DO THIS:
List each line of the data in which the string "label" appears.

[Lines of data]
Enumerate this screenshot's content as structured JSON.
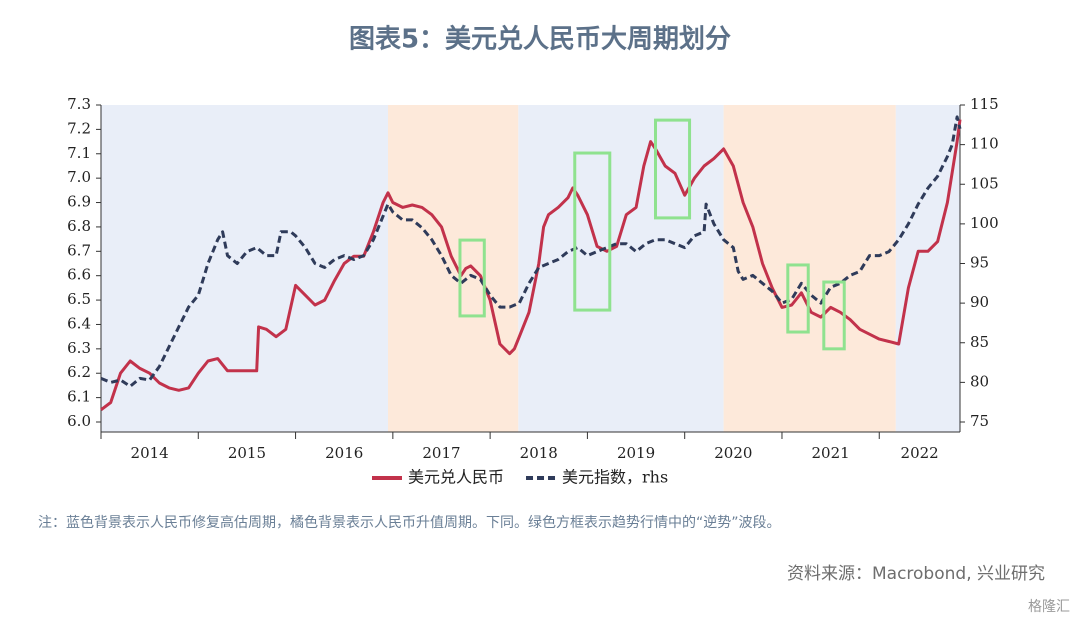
{
  "chart_data": {
    "type": "line",
    "title": "图表5：美元兑人民币大周期划分",
    "note": "注：蓝色背景表示人民币修复高估周期，橘色背景表示人民币升值周期。下同。绿色方框表示趋势行情中的“逆势”波段。",
    "source": "资料来源：Macrobond, 兴业研究",
    "watermark": "格隆汇",
    "xlim": [
      2014,
      2022.83
    ],
    "xticks": [
      {
        "value": 2014,
        "label": "2014"
      },
      {
        "value": 2015,
        "label": "2015"
      },
      {
        "value": 2016,
        "label": "2016"
      },
      {
        "value": 2017,
        "label": "2017"
      },
      {
        "value": 2018,
        "label": "2018"
      },
      {
        "value": 2019,
        "label": "2019"
      },
      {
        "value": 2020,
        "label": "2020"
      },
      {
        "value": 2021,
        "label": "2021"
      },
      {
        "value": 2022,
        "label": "2022"
      }
    ],
    "ylim": [
      6.0,
      7.3
    ],
    "yticks": [
      {
        "value": 6.0,
        "label": "6.0"
      },
      6.1,
      6.2,
      6.3,
      6.4,
      6.5,
      6.6,
      6.7,
      6.8,
      6.9,
      {
        "value": 7.0,
        "label": "7.0"
      },
      7.1,
      7.2,
      7.3
    ],
    "y2lim": [
      75,
      115
    ],
    "y2ticks": [
      75,
      80,
      85,
      90,
      95,
      100,
      105,
      110,
      115
    ],
    "bands": [
      {
        "start": 2014,
        "end": 2016.95,
        "color": "#e9eef8"
      },
      {
        "start": 2016.95,
        "end": 2018.29,
        "color": "#fde9da"
      },
      {
        "start": 2018.29,
        "end": 2020.4,
        "color": "#e9eef8"
      },
      {
        "start": 2020.4,
        "end": 2022.17,
        "color": "#fde9da"
      },
      {
        "start": 2022.17,
        "end": 2022.83,
        "color": "#e9eef8"
      }
    ],
    "boxes": [
      {
        "x": [
          2017.69,
          2017.94
        ],
        "y": [
          6.435,
          6.746
        ]
      },
      {
        "x": [
          2018.87,
          2019.23
        ],
        "y": [
          6.459,
          7.103
        ]
      },
      {
        "x": [
          2019.7,
          2020.05
        ],
        "y": [
          6.837,
          7.238
        ]
      },
      {
        "x": [
          2021.06,
          2021.27
        ],
        "y": [
          6.369,
          6.644
        ]
      },
      {
        "x": [
          2021.43,
          2021.64
        ],
        "y": [
          6.3,
          6.574
        ]
      }
    ],
    "box_color": "#8fe28f",
    "series": [
      {
        "name": "美元兑人民币",
        "color": "#c2324b",
        "style": "solid",
        "x": [
          2014.0,
          2014.1,
          2014.2,
          2014.3,
          2014.4,
          2014.5,
          2014.6,
          2014.7,
          2014.8,
          2014.9,
          2015.0,
          2015.1,
          2015.2,
          2015.3,
          2015.4,
          2015.5,
          2015.6,
          2015.62,
          2015.7,
          2015.8,
          2015.9,
          2016.0,
          2016.1,
          2016.2,
          2016.3,
          2016.4,
          2016.5,
          2016.6,
          2016.7,
          2016.8,
          2016.9,
          2016.95,
          2017.0,
          2017.1,
          2017.2,
          2017.3,
          2017.4,
          2017.5,
          2017.6,
          2017.7,
          2017.75,
          2017.8,
          2017.9,
          2018.0,
          2018.1,
          2018.2,
          2018.25,
          2018.3,
          2018.4,
          2018.5,
          2018.55,
          2018.6,
          2018.7,
          2018.8,
          2018.85,
          2018.9,
          2019.0,
          2019.1,
          2019.2,
          2019.3,
          2019.4,
          2019.5,
          2019.58,
          2019.65,
          2019.7,
          2019.8,
          2019.9,
          2020.0,
          2020.1,
          2020.2,
          2020.3,
          2020.4,
          2020.5,
          2020.6,
          2020.7,
          2020.8,
          2020.9,
          2021.0,
          2021.1,
          2021.2,
          2021.3,
          2021.4,
          2021.5,
          2021.6,
          2021.7,
          2021.8,
          2021.9,
          2022.0,
          2022.1,
          2022.2,
          2022.3,
          2022.4,
          2022.5,
          2022.6,
          2022.7,
          2022.8,
          2022.83
        ],
        "values": [
          6.05,
          6.08,
          6.2,
          6.25,
          6.22,
          6.2,
          6.16,
          6.14,
          6.13,
          6.14,
          6.2,
          6.25,
          6.26,
          6.21,
          6.21,
          6.21,
          6.21,
          6.39,
          6.38,
          6.35,
          6.38,
          6.56,
          6.52,
          6.48,
          6.5,
          6.58,
          6.65,
          6.68,
          6.68,
          6.78,
          6.9,
          6.94,
          6.9,
          6.88,
          6.89,
          6.88,
          6.85,
          6.8,
          6.68,
          6.6,
          6.63,
          6.64,
          6.6,
          6.5,
          6.32,
          6.28,
          6.3,
          6.35,
          6.45,
          6.65,
          6.8,
          6.85,
          6.88,
          6.92,
          6.96,
          6.93,
          6.85,
          6.72,
          6.7,
          6.72,
          6.85,
          6.88,
          7.05,
          7.15,
          7.12,
          7.05,
          7.02,
          6.93,
          7.0,
          7.05,
          7.08,
          7.12,
          7.05,
          6.9,
          6.8,
          6.65,
          6.55,
          6.47,
          6.48,
          6.53,
          6.45,
          6.43,
          6.47,
          6.45,
          6.42,
          6.38,
          6.36,
          6.34,
          6.33,
          6.32,
          6.55,
          6.7,
          6.7,
          6.74,
          6.9,
          7.15,
          7.24
        ]
      },
      {
        "name": "美元指数，rhs",
        "color": "#2f3b5a",
        "style": "dashed",
        "axis": "y2",
        "x": [
          2014.0,
          2014.1,
          2014.2,
          2014.3,
          2014.4,
          2014.5,
          2014.6,
          2014.7,
          2014.8,
          2014.9,
          2015.0,
          2015.1,
          2015.2,
          2015.25,
          2015.3,
          2015.4,
          2015.5,
          2015.6,
          2015.7,
          2015.8,
          2015.85,
          2015.95,
          2016.0,
          2016.1,
          2016.2,
          2016.3,
          2016.4,
          2016.5,
          2016.6,
          2016.7,
          2016.8,
          2016.95,
          2017.0,
          2017.1,
          2017.2,
          2017.3,
          2017.4,
          2017.5,
          2017.6,
          2017.7,
          2017.8,
          2017.9,
          2018.0,
          2018.1,
          2018.2,
          2018.3,
          2018.4,
          2018.5,
          2018.6,
          2018.7,
          2018.8,
          2018.9,
          2019.0,
          2019.1,
          2019.2,
          2019.3,
          2019.4,
          2019.5,
          2019.6,
          2019.7,
          2019.8,
          2019.9,
          2020.0,
          2020.1,
          2020.2,
          2020.22,
          2020.3,
          2020.4,
          2020.5,
          2020.55,
          2020.6,
          2020.7,
          2020.8,
          2020.9,
          2021.0,
          2021.1,
          2021.2,
          2021.3,
          2021.4,
          2021.5,
          2021.6,
          2021.7,
          2021.8,
          2021.9,
          2022.0,
          2022.1,
          2022.2,
          2022.3,
          2022.4,
          2022.5,
          2022.6,
          2022.7,
          2022.75,
          2022.8,
          2022.83
        ],
        "values": [
          80.5,
          80,
          80.3,
          79.5,
          80.5,
          80.3,
          82,
          84.5,
          87,
          89.5,
          91,
          95,
          98,
          99,
          96,
          95,
          96.5,
          97,
          96,
          96,
          99,
          99,
          98.5,
          97,
          95,
          94.5,
          95.5,
          96,
          95.5,
          96,
          98,
          102.5,
          101.5,
          100.5,
          100.5,
          99.5,
          98,
          96,
          93.5,
          92.5,
          93.5,
          93,
          91,
          89.5,
          89.5,
          90,
          92.5,
          94.5,
          95,
          95.5,
          96.5,
          97,
          96,
          96.5,
          97,
          97.5,
          97.5,
          96.5,
          97.5,
          98,
          98,
          97.5,
          97,
          98.5,
          99,
          102.5,
          100,
          98,
          97,
          94,
          93,
          93.5,
          92.5,
          91.5,
          90,
          90.5,
          92.5,
          91,
          90,
          92,
          92.5,
          93.5,
          94,
          96,
          96,
          96.5,
          98,
          100,
          102.5,
          104.5,
          106,
          108.5,
          110,
          113.5,
          112
        ]
      }
    ]
  }
}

RIGHT ANSWER:
        "label": "2014"
        "label": "2015"
        "label": "2016"
        "label": "2017"
        "label": "2018"
        "label": "2019"
        "label": "2020"
        "label": "2021"
        "label": "2022"
        "label": "6.0"
        "label": "7.0"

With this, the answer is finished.